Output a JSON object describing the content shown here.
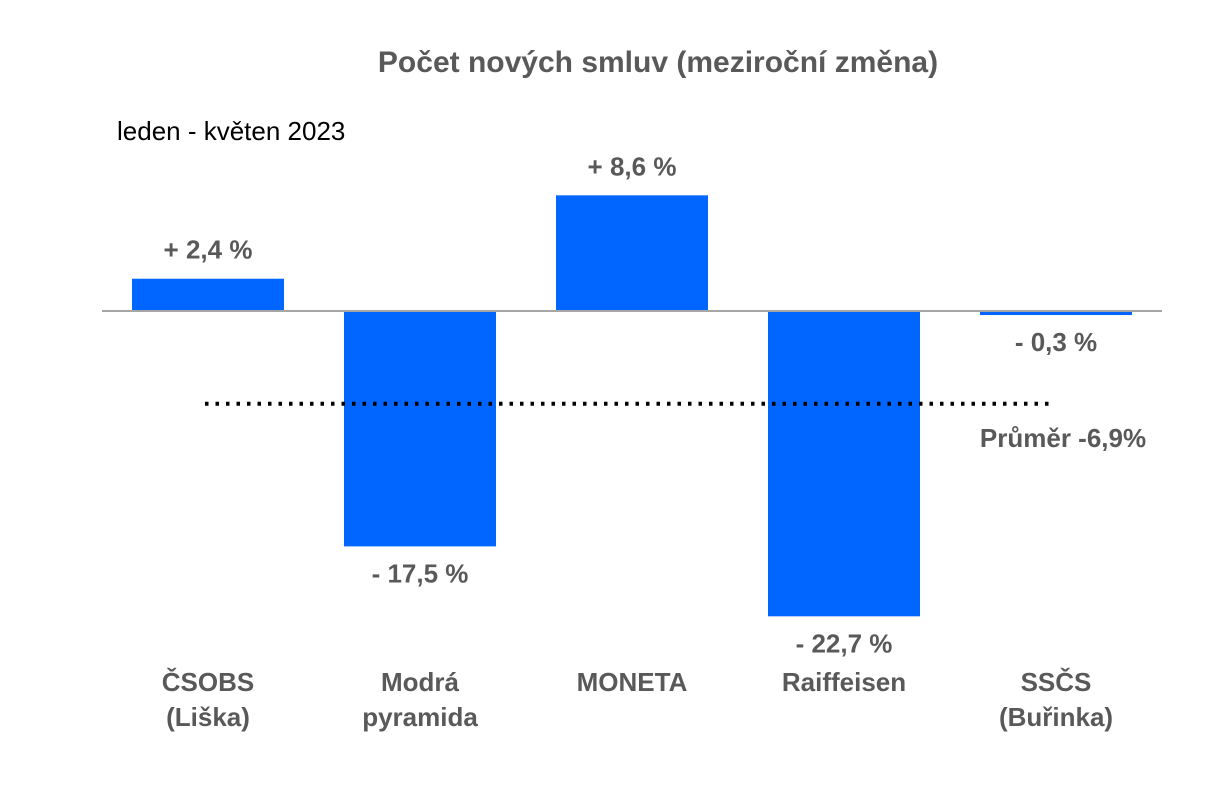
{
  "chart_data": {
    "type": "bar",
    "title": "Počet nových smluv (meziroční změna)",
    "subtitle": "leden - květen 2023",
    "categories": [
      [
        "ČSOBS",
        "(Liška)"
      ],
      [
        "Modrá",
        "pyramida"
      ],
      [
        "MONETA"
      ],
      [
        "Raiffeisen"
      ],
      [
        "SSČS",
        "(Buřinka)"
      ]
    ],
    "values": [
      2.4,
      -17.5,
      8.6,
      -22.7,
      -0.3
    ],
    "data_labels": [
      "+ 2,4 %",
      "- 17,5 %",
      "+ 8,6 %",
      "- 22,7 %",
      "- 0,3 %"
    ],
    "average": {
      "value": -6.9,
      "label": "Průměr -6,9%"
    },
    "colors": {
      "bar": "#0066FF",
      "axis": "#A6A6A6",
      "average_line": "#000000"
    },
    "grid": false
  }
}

------------------------------------

TASK TO COMPLETE | Output the full set of records above without changing a word, and drop the images.

WRITTEN REPLY |
Output a JSON object describing the content shown here.
{
  "chart_data": {
    "type": "bar",
    "title": "Počet nových smluv (meziroční změna)",
    "subtitle": "leden - květen 2023",
    "categories": [
      [
        "ČSOBS",
        "(Liška)"
      ],
      [
        "Modrá",
        "pyramida"
      ],
      [
        "MONETA"
      ],
      [
        "Raiffeisen"
      ],
      [
        "SSČS",
        "(Buřinka)"
      ]
    ],
    "values": [
      2.4,
      -17.5,
      8.6,
      -22.7,
      -0.3
    ],
    "data_labels": [
      "+ 2,4 %",
      "- 17,5 %",
      "+ 8,6 %",
      "- 22,7 %",
      "- 0,3 %"
    ],
    "average": {
      "value": -6.9,
      "label": "Průměr -6,9%"
    },
    "colors": {
      "bar": "#0066FF",
      "axis": "#A6A6A6",
      "average_line": "#000000"
    },
    "grid": false
  }
}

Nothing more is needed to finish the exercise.